**Exercise**
What number of lines contain the word "this"? Reply with the number and nothing else.

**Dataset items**
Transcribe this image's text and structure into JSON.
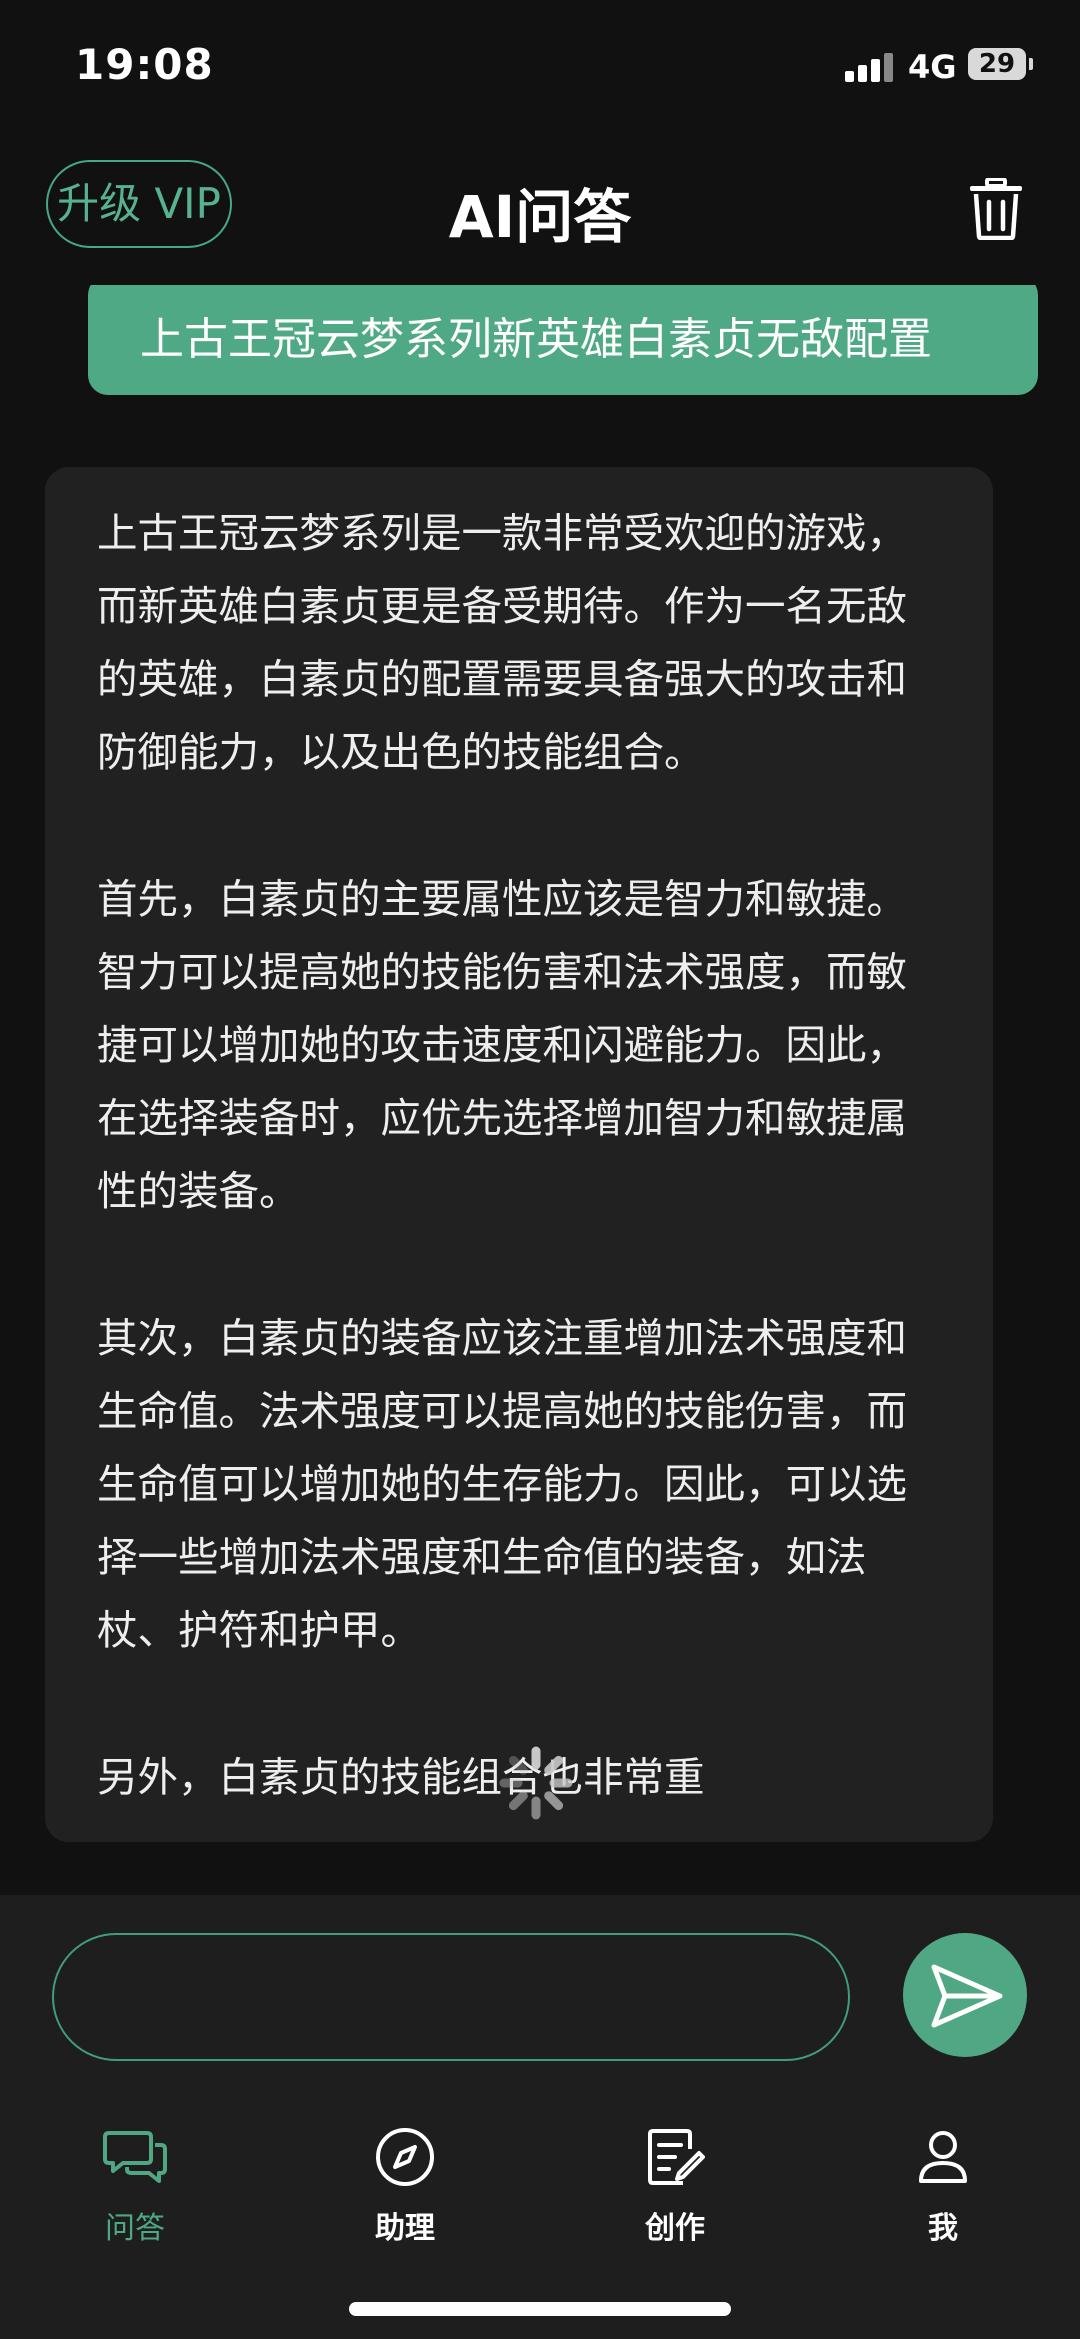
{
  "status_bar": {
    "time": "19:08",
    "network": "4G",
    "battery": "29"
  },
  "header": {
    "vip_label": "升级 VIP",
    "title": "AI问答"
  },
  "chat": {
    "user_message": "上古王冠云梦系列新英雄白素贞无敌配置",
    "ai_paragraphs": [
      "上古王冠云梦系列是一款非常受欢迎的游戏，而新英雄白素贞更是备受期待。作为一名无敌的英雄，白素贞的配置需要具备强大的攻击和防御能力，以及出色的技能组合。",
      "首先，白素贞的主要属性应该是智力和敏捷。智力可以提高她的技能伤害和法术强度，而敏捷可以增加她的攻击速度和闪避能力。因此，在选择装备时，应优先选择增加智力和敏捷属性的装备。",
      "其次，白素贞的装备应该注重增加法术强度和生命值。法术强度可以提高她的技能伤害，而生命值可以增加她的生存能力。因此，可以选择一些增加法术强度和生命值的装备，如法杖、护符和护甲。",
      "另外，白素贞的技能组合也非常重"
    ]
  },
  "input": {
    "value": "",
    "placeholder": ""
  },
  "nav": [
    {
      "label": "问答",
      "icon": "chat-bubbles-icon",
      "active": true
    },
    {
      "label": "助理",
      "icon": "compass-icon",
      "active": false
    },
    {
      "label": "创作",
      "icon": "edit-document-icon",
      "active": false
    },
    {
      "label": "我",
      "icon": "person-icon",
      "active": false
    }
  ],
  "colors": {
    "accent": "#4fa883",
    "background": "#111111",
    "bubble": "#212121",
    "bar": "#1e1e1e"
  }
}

* * *

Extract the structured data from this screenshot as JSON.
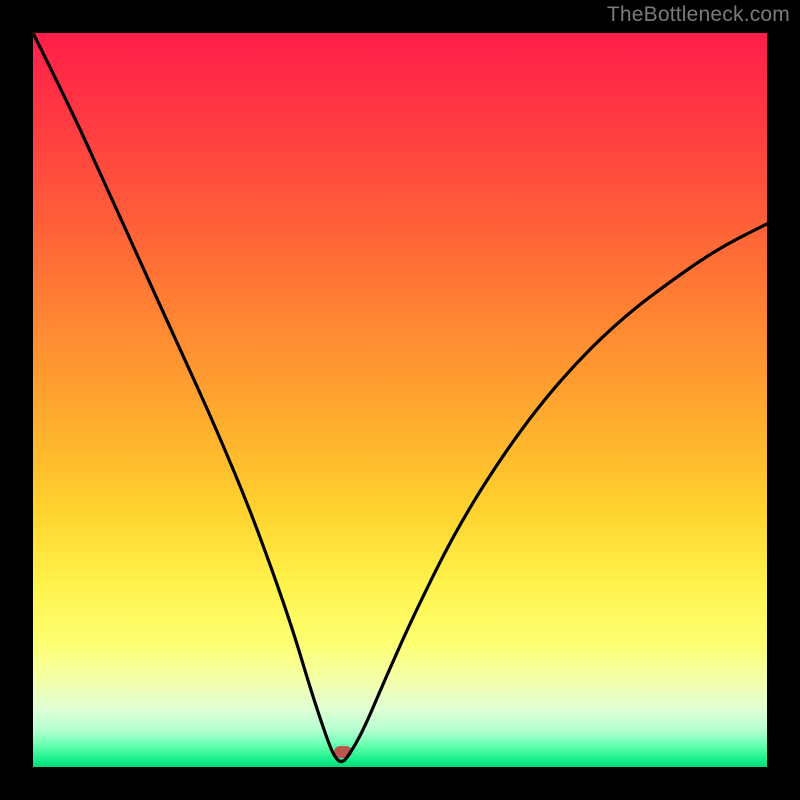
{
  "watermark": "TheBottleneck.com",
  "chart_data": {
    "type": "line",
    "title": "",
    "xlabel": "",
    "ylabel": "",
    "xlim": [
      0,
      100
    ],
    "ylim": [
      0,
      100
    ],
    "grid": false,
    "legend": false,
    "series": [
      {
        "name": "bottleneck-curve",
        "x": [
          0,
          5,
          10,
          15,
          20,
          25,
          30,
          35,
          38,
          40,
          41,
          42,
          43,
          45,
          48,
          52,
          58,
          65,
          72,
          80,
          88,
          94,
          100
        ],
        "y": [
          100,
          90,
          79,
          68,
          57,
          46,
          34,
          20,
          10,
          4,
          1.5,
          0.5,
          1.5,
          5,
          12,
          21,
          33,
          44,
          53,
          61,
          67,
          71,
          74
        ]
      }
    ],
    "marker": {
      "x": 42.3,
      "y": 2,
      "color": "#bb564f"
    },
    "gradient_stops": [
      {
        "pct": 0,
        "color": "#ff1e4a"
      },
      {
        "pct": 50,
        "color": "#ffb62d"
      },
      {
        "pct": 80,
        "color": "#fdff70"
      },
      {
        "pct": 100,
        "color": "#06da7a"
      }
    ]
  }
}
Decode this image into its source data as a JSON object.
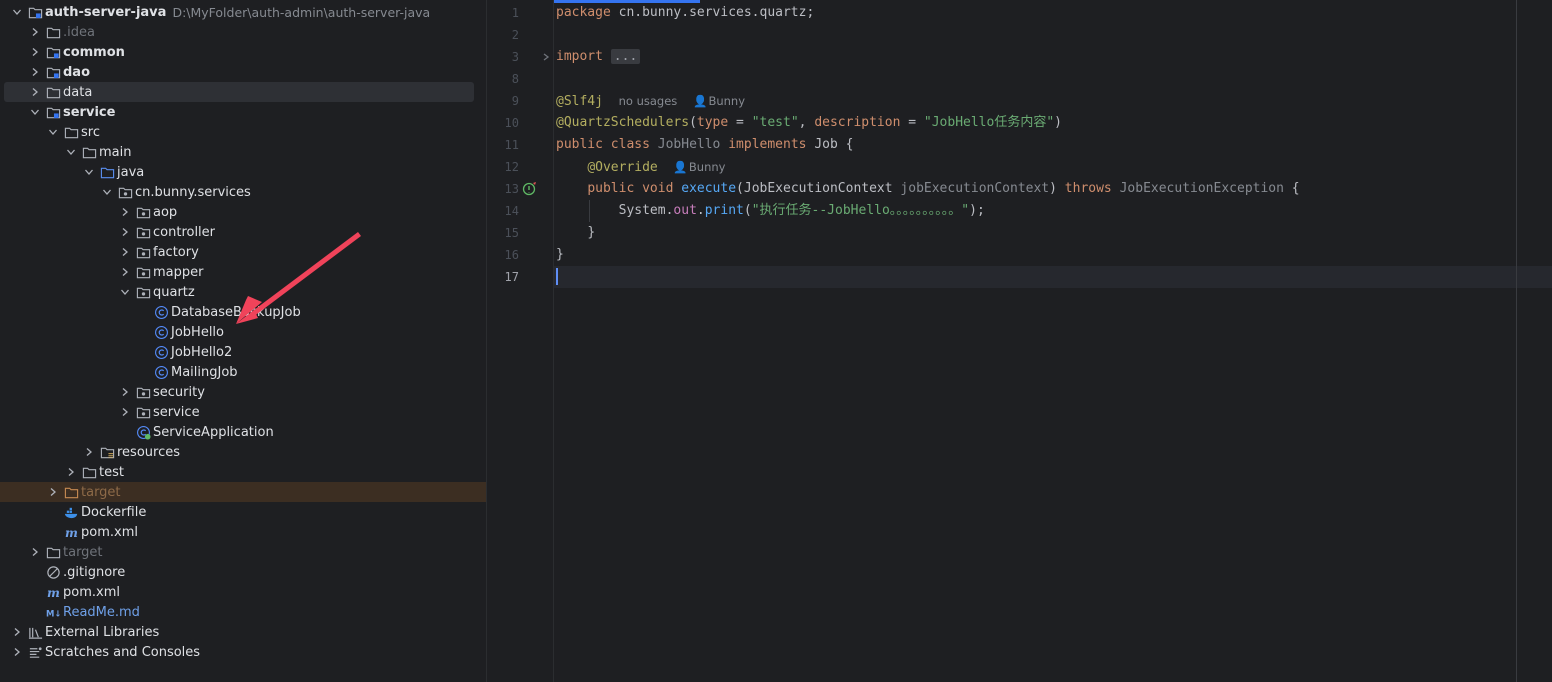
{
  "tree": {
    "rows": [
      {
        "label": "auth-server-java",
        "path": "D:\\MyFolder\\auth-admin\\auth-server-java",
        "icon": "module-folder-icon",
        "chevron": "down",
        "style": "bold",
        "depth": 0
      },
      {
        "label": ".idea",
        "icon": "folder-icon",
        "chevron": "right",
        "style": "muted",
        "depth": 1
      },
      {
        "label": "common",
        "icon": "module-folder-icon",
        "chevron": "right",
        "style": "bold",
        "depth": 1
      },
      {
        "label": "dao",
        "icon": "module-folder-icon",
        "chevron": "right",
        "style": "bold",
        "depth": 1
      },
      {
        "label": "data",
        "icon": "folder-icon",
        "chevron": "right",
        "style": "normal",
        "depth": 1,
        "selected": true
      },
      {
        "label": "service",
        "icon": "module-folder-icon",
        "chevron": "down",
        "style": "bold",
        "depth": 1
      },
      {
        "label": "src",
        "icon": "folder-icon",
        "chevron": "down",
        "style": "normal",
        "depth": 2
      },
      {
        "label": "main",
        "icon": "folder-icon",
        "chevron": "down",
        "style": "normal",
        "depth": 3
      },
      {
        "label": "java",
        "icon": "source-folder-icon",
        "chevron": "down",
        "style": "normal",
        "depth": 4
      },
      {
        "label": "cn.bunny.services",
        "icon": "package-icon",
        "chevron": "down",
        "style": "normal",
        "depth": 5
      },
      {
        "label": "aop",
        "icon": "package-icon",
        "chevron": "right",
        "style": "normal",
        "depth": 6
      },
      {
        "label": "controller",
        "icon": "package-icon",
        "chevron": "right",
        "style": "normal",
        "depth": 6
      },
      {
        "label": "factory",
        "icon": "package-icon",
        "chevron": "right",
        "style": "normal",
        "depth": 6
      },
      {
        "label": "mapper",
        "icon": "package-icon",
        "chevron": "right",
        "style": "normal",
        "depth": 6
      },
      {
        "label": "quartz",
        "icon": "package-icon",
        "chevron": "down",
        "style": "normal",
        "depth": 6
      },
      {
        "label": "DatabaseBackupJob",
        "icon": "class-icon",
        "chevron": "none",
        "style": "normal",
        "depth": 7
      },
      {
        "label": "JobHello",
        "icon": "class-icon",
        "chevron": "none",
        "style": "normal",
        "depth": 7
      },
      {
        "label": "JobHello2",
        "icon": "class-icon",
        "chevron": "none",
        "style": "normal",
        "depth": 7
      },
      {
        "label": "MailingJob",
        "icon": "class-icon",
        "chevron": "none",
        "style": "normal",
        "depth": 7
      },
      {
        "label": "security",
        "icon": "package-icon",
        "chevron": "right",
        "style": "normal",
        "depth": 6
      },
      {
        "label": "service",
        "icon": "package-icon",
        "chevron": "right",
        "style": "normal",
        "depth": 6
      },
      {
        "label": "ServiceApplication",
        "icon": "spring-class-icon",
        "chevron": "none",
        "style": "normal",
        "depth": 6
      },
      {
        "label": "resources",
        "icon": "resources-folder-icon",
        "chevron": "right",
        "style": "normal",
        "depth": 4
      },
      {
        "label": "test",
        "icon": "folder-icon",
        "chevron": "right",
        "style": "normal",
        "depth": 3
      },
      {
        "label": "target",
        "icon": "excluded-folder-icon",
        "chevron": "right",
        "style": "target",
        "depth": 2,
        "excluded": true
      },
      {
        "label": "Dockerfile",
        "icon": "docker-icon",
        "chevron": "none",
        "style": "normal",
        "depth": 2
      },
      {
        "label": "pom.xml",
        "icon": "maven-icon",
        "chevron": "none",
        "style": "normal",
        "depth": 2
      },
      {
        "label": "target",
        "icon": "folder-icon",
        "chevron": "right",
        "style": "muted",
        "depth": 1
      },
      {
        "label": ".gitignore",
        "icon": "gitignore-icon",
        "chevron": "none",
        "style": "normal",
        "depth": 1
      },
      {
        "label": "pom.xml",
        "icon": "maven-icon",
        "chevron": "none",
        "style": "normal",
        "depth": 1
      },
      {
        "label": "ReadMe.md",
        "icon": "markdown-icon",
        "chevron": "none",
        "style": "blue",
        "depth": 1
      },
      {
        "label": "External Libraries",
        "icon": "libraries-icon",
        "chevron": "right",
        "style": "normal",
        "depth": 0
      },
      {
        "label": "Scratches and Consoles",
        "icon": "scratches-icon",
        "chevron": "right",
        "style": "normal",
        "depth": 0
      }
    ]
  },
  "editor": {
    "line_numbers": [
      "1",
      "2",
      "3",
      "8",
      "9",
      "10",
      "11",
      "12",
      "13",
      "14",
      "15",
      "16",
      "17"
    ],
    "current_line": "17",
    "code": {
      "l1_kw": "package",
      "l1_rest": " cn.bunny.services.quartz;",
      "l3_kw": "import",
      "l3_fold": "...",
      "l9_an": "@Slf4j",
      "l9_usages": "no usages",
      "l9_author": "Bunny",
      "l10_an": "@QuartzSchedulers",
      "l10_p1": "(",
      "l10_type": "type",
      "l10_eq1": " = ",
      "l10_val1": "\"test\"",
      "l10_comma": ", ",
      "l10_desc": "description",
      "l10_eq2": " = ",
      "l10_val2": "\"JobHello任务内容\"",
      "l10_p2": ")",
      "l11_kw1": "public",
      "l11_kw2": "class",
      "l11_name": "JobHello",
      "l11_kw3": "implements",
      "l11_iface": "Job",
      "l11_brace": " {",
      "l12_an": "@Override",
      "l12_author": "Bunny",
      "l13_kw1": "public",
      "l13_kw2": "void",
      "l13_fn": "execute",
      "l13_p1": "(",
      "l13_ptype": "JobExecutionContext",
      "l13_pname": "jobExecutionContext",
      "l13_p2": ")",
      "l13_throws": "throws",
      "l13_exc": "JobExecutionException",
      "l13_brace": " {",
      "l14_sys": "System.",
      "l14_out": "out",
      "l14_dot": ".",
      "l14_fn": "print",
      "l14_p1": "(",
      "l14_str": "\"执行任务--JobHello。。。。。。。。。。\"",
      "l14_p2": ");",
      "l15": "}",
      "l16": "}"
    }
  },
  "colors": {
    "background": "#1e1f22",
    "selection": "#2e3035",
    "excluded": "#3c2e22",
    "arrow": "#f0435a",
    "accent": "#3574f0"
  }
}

**The response**
3